**Short problem**
Do any lines in the data below contain "colors"? If so, copy every one of them.
#### Recorded data ####
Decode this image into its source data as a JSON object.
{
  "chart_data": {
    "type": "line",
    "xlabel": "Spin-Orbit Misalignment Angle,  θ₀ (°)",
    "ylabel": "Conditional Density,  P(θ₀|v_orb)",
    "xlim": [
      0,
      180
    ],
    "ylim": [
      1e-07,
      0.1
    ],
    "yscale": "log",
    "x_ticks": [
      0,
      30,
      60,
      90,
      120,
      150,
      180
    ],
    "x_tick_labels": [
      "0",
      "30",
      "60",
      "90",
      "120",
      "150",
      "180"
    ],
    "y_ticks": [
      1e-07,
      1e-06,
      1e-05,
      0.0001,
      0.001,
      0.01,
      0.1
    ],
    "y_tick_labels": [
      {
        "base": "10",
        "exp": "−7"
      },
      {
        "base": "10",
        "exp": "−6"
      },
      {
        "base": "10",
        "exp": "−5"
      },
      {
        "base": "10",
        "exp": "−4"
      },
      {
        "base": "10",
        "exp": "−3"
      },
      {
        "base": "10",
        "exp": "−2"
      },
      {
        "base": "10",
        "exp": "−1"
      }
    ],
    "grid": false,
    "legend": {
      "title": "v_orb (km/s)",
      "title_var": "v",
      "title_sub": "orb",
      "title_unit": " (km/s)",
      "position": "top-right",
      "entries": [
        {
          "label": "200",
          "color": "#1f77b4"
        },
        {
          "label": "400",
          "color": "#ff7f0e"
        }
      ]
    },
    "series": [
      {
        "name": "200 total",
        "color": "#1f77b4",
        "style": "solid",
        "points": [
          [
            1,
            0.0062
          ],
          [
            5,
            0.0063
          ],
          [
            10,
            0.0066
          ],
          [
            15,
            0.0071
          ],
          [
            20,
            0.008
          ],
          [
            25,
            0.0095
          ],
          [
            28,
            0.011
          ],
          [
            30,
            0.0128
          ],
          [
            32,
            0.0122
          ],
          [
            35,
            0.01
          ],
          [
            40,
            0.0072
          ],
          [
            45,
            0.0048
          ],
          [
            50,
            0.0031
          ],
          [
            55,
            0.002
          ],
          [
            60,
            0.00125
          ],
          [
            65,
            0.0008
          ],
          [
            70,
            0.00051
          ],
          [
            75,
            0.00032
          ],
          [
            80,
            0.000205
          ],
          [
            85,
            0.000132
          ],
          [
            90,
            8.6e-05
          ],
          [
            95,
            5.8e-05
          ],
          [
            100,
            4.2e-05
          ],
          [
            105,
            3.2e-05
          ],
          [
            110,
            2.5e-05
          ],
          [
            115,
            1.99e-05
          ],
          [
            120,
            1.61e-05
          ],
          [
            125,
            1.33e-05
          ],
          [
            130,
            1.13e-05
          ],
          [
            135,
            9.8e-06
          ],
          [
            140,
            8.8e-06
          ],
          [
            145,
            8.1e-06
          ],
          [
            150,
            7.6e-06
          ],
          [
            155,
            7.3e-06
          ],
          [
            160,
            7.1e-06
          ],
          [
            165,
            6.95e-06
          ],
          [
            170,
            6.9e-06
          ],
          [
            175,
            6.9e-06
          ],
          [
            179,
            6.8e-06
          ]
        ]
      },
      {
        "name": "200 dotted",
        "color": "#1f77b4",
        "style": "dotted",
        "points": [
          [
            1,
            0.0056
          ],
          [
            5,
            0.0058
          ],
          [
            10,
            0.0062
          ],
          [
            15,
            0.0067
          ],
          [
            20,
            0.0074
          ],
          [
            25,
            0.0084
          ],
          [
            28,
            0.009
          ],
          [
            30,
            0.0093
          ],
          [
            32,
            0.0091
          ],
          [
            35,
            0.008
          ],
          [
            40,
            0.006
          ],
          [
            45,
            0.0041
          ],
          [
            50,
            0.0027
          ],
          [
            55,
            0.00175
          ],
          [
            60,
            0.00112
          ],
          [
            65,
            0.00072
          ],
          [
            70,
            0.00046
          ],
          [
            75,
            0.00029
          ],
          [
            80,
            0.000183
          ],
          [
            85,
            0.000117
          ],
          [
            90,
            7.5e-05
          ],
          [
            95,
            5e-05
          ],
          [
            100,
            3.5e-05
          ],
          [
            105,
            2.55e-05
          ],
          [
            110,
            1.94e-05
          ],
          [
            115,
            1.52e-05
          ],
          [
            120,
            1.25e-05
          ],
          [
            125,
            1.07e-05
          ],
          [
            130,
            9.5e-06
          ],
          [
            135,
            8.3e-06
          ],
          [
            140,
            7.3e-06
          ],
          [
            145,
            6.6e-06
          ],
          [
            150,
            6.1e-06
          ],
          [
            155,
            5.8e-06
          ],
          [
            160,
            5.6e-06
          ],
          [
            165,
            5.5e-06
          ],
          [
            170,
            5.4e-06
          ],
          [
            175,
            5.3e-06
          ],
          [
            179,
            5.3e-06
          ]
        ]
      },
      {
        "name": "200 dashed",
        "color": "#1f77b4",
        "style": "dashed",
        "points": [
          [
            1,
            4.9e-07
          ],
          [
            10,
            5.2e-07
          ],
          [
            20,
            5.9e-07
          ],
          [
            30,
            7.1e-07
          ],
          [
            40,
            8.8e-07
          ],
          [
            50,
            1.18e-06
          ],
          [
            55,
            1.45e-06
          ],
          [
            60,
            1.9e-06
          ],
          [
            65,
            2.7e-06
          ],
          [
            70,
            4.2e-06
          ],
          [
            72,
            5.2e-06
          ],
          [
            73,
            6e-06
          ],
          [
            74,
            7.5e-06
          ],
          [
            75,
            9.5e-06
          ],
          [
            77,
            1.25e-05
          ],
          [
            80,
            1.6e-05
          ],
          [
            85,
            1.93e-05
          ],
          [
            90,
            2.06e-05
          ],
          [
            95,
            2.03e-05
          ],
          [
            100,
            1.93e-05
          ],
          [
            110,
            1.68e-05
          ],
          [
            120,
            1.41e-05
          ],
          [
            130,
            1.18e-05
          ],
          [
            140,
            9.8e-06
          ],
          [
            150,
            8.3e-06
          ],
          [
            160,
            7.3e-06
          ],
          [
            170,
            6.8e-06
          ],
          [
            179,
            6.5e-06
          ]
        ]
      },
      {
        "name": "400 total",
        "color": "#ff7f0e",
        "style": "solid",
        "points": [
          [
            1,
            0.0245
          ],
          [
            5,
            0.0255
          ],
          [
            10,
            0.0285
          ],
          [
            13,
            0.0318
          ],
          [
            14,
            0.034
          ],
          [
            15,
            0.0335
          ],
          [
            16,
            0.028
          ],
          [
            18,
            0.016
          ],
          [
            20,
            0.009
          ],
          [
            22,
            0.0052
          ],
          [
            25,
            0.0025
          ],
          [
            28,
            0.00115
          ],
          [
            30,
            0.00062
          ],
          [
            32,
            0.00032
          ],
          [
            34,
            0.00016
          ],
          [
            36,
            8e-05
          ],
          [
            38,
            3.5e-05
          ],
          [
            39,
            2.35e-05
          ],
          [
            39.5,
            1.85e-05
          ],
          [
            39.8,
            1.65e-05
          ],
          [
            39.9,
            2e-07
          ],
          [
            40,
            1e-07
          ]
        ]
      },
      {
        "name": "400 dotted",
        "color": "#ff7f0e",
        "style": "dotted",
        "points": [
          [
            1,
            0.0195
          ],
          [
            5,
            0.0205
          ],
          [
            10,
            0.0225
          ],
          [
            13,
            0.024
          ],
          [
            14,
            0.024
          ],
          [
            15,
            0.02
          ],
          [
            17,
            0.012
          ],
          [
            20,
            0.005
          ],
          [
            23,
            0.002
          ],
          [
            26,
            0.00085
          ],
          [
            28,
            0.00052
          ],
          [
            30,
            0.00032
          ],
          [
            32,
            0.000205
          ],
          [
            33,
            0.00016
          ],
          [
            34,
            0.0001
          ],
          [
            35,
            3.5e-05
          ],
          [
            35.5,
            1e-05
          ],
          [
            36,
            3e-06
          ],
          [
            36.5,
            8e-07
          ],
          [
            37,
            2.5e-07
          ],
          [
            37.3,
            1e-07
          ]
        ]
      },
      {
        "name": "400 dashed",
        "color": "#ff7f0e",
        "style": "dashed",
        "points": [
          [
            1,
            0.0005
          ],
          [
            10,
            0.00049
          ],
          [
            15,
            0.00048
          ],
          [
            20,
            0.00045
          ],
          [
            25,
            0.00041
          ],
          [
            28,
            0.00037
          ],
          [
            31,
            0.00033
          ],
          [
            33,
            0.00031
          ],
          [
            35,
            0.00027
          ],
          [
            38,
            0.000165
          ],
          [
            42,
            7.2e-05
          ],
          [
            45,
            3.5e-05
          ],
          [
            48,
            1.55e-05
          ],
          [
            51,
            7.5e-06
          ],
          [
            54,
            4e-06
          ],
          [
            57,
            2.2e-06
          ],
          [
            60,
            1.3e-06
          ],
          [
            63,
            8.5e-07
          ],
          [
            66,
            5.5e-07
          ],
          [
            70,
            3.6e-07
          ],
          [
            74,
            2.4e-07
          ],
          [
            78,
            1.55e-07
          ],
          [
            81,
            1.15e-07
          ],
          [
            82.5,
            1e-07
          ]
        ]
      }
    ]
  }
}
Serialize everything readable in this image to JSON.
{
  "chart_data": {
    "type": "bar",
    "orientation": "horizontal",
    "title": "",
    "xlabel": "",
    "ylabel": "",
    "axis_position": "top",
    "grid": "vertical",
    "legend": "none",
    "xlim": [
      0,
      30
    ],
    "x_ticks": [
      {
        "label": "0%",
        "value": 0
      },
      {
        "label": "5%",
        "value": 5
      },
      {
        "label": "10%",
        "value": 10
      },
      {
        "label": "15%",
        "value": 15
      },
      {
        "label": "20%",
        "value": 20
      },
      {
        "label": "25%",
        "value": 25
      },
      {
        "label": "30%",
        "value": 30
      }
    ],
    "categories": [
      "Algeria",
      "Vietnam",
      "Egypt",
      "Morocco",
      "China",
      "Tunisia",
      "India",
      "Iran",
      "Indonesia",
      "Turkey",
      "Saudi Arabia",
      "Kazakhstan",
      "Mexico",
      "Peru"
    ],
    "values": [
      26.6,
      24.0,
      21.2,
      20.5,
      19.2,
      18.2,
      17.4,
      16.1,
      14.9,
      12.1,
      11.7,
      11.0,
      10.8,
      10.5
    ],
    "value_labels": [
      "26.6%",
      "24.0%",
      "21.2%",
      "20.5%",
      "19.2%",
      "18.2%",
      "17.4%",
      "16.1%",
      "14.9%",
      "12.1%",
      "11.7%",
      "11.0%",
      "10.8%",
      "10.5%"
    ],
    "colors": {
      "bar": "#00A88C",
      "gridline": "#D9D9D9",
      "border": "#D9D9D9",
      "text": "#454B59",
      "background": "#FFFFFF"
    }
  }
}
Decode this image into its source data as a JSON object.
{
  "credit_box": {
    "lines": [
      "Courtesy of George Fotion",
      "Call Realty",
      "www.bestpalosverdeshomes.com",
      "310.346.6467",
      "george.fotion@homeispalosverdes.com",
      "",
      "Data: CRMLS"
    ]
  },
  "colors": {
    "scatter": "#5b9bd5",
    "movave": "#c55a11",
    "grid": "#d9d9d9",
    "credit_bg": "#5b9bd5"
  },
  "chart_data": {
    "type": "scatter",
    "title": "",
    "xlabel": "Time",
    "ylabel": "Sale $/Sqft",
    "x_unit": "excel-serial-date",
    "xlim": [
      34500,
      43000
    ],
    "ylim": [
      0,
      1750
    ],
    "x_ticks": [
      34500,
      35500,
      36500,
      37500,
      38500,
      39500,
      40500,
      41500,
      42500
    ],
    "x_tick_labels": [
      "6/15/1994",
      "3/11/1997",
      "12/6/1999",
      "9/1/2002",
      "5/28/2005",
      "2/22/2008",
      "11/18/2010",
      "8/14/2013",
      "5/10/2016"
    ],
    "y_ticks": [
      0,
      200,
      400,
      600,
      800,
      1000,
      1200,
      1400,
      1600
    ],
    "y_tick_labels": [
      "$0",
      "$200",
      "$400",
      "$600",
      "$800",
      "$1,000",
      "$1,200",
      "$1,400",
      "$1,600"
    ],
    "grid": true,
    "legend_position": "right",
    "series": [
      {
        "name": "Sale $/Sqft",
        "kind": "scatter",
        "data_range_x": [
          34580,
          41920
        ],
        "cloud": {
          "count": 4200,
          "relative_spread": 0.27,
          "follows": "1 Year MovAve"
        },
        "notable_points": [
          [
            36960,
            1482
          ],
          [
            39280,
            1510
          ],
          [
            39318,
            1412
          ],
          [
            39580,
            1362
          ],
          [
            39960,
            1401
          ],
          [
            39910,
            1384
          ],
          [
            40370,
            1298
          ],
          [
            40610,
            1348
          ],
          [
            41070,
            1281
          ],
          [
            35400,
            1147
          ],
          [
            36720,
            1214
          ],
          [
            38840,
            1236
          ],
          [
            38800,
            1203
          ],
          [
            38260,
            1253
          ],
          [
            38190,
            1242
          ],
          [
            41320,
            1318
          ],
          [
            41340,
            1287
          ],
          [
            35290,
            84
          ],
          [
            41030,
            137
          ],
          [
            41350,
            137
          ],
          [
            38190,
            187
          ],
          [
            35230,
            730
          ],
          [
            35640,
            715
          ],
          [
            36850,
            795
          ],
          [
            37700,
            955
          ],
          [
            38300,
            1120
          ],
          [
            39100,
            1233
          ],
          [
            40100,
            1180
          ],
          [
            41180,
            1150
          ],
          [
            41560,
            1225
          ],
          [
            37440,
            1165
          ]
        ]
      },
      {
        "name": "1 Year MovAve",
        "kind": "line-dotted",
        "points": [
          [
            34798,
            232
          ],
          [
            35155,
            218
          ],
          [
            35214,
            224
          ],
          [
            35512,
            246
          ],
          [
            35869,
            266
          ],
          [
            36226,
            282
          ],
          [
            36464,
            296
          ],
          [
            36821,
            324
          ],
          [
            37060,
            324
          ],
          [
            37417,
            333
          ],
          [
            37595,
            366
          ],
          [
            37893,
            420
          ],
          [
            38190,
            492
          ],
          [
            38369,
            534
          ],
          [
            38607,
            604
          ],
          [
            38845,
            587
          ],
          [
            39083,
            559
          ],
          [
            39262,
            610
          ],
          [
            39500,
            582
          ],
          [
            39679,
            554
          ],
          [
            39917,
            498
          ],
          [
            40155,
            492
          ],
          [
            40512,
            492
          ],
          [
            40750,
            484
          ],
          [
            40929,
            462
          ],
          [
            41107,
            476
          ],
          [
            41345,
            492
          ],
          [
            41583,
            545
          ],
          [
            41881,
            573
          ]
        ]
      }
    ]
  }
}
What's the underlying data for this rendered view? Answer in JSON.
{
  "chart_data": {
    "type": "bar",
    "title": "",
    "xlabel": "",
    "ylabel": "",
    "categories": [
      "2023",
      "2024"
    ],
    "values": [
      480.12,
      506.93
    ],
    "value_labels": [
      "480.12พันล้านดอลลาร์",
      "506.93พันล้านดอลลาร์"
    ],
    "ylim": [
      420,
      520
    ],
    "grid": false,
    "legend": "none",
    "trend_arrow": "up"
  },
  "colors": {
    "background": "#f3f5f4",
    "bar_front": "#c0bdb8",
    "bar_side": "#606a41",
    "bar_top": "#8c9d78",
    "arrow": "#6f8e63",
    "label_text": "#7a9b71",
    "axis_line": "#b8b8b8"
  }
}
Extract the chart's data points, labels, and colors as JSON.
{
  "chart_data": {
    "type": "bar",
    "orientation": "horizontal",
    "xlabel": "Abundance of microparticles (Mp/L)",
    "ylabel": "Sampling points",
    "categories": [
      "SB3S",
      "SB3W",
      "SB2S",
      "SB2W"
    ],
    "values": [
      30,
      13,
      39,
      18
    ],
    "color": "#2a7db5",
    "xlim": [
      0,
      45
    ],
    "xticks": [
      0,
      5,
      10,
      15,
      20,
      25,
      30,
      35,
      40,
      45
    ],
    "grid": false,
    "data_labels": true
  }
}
####
**Exercise solution**
    "colors": {
  "colors": {
  "colors": {
Extract the chart's data points, labels, and colors as JSON.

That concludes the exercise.